## [RECORD LIST]
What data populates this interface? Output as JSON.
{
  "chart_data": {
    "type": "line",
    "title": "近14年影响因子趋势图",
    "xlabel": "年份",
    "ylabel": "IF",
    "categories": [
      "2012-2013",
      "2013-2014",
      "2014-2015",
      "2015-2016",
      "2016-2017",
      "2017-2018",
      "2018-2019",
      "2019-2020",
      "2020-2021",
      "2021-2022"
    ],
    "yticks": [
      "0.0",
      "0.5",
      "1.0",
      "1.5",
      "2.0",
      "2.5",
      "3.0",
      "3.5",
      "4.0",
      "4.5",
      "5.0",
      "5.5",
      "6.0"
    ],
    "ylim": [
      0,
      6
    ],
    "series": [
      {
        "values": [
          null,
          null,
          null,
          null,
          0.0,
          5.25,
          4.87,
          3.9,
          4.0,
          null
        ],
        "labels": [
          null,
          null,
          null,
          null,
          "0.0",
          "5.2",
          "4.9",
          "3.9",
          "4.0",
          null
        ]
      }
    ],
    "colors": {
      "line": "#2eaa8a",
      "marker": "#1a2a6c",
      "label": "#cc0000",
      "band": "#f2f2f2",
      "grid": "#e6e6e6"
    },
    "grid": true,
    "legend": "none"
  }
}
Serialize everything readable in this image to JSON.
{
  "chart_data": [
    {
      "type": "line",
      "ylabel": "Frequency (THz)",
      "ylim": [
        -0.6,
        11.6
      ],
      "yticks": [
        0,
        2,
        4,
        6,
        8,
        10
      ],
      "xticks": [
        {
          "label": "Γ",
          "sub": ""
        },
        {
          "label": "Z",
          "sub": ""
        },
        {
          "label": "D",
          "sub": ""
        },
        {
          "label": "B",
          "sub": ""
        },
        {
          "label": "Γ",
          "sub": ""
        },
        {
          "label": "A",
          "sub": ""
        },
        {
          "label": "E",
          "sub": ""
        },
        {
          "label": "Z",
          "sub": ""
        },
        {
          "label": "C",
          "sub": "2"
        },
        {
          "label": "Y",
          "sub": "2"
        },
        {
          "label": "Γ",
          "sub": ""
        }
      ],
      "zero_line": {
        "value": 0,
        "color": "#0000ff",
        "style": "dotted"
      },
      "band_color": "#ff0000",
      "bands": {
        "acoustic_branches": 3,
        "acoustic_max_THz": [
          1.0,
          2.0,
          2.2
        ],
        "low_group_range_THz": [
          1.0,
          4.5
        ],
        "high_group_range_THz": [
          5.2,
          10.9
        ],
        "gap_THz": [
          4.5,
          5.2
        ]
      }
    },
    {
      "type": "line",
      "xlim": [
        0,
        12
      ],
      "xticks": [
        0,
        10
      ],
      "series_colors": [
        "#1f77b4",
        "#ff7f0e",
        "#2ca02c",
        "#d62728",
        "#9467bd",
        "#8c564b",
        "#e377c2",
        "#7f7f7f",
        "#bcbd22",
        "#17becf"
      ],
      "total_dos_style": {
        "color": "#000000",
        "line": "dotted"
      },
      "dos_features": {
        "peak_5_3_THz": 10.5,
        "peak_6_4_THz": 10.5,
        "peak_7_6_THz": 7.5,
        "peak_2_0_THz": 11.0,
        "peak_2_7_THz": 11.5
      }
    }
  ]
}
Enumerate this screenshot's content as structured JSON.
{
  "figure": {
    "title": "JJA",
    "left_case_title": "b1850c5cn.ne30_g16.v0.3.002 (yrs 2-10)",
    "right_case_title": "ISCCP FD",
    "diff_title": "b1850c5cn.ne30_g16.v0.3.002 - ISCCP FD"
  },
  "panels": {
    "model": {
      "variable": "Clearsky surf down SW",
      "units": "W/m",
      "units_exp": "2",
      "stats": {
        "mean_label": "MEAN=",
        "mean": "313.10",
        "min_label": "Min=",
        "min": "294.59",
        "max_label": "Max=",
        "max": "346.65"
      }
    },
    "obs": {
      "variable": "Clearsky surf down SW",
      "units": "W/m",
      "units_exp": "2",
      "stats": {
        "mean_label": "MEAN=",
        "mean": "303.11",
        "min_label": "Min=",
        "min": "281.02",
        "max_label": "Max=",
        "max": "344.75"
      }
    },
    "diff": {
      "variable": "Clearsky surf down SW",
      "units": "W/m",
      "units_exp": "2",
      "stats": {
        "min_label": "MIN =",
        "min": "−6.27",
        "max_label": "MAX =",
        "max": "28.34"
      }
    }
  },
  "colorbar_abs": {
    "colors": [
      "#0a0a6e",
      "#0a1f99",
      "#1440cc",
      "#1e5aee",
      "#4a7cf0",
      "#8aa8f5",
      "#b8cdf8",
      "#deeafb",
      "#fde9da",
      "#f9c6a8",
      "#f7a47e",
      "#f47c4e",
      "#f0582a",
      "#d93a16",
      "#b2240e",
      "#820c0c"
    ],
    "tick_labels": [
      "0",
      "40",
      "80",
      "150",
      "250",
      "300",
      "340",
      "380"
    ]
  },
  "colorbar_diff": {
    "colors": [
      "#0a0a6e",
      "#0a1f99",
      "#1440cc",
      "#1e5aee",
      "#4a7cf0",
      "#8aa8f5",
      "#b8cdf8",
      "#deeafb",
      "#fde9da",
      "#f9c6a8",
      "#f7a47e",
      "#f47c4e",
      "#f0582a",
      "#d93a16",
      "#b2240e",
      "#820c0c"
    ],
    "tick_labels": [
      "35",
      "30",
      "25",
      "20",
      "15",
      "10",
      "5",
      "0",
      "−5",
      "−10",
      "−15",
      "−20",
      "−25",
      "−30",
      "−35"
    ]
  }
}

## [WHAT YOU ARE ASKED TO DO]
Return every record, word for word.

## [SOLUTION TO THE EXERCISE]
What data populates this interface? Output as JSON.
{
  "chart_data": {
    "type": "line",
    "title": "近14年影响因子趋势图",
    "xlabel": "年份",
    "ylabel": "IF",
    "categories": [
      "2012-2013",
      "2013-2014",
      "2014-2015",
      "2015-2016",
      "2016-2017",
      "2017-2018",
      "2018-2019",
      "2019-2020",
      "2020-2021",
      "2021-2022"
    ],
    "yticks": [
      "0.0",
      "0.5",
      "1.0",
      "1.5",
      "2.0",
      "2.5",
      "3.0",
      "3.5",
      "4.0",
      "4.5",
      "5.0",
      "5.5",
      "6.0"
    ],
    "ylim": [
      0,
      6
    ],
    "series": [
      {
        "values": [
          null,
          null,
          null,
          null,
          0.0,
          5.25,
          4.87,
          3.9,
          4.0,
          null
        ],
        "labels": [
          null,
          null,
          null,
          null,
          "0.0",
          "5.2",
          "4.9",
          "3.9",
          "4.0",
          null
        ]
      }
    ],
    "colors": {
      "line": "#2eaa8a",
      "marker": "#1a2a6c",
      "label": "#cc0000",
      "band": "#f2f2f2",
      "grid": "#e6e6e6"
    },
    "grid": true,
    "legend": "none"
  }
}
Serialize everything readable in this image to JSON.
{
  "chart_data": [
    {
      "type": "line",
      "ylabel": "Frequency (THz)",
      "ylim": [
        -0.6,
        11.6
      ],
      "yticks": [
        0,
        2,
        4,
        6,
        8,
        10
      ],
      "xticks": [
        {
          "label": "Γ",
          "sub": ""
        },
        {
          "label": "Z",
          "sub": ""
        },
        {
          "label": "D",
          "sub": ""
        },
        {
          "label": "B",
          "sub": ""
        },
        {
          "label": "Γ",
          "sub": ""
        },
        {
          "label": "A",
          "sub": ""
        },
        {
          "label": "E",
          "sub": ""
        },
        {
          "label": "Z",
          "sub": ""
        },
        {
          "label": "C",
          "sub": "2"
        },
        {
          "label": "Y",
          "sub": "2"
        },
        {
          "label": "Γ",
          "sub": ""
        }
      ],
      "zero_line": {
        "value": 0,
        "color": "#0000ff",
        "style": "dotted"
      },
      "band_color": "#ff0000",
      "bands": {
        "acoustic_branches": 3,
        "acoustic_max_THz": [
          1.0,
          2.0,
          2.2
        ],
        "low_group_range_THz": [
          1.0,
          4.5
        ],
        "high_group_range_THz": [
          5.2,
          10.9
        ],
        "gap_THz": [
          4.5,
          5.2
        ]
      }
    },
    {
      "type": "line",
      "xlim": [
        0,
        12
      ],
      "xticks": [
        0,
        10
      ],
      "series_colors": [
        "#1f77b4",
        "#ff7f0e",
        "#2ca02c",
        "#d62728",
        "#9467bd",
        "#8c564b",
        "#e377c2",
        "#7f7f7f",
        "#bcbd22",
        "#17becf"
      ],
      "total_dos_style": {
        "color": "#000000",
        "line": "dotted"
      },
      "dos_features": {
        "peak_5_3_THz": 10.5,
        "peak_6_4_THz": 10.5,
        "peak_7_6_THz": 7.5,
        "peak_2_0_THz": 11.0,
        "peak_2_7_THz": 11.5
      }
    }
  ]
}
Enumerate this screenshot's content as structured JSON.
{
  "figure": {
    "title": "JJA",
    "left_case_title": "b1850c5cn.ne30_g16.v0.3.002 (yrs 2-10)",
    "right_case_title": "ISCCP FD",
    "diff_title": "b1850c5cn.ne30_g16.v0.3.002 - ISCCP FD"
  },
  "panels": {
    "model": {
      "variable": "Clearsky surf down SW",
      "units": "W/m",
      "units_exp": "2",
      "stats": {
        "mean_label": "MEAN=",
        "mean": "313.10",
        "min_label": "Min=",
        "min": "294.59",
        "max_label": "Max=",
        "max": "346.65"
      }
    },
    "obs": {
      "variable": "Clearsky surf down SW",
      "units": "W/m",
      "units_exp": "2",
      "stats": {
        "mean_label": "MEAN=",
        "mean": "303.11",
        "min_label": "Min=",
        "min": "281.02",
        "max_label": "Max=",
        "max": "344.75"
      }
    },
    "diff": {
      "variable": "Clearsky surf down SW",
      "units": "W/m",
      "units_exp": "2",
      "stats": {
        "min_label": "MIN =",
        "min": "−6.27",
        "max_label": "MAX =",
        "max": "28.34"
      }
    }
  },
  "colorbar_abs": {
    "colors": [
      "#0a0a6e",
      "#0a1f99",
      "#1440cc",
      "#1e5aee",
      "#4a7cf0",
      "#8aa8f5",
      "#b8cdf8",
      "#deeafb",
      "#fde9da",
      "#f9c6a8",
      "#f7a47e",
      "#f47c4e",
      "#f0582a",
      "#d93a16",
      "#b2240e",
      "#820c0c"
    ],
    "tick_labels": [
      "0",
      "40",
      "80",
      "150",
      "250",
      "300",
      "340",
      "380"
    ]
  },
  "colorbar_diff": {
    "colors": [
      "#0a0a6e",
      "#0a1f99",
      "#1440cc",
      "#1e5aee",
      "#4a7cf0",
      "#8aa8f5",
      "#b8cdf8",
      "#deeafb",
      "#fde9da",
      "#f9c6a8",
      "#f7a47e",
      "#f47c4e",
      "#f0582a",
      "#d93a16",
      "#b2240e",
      "#820c0c"
    ],
    "tick_labels": [
      "35",
      "30",
      "25",
      "20",
      "15",
      "10",
      "5",
      "0",
      "−5",
      "−10",
      "−15",
      "−20",
      "−25",
      "−30",
      "−35"
    ]
  }
}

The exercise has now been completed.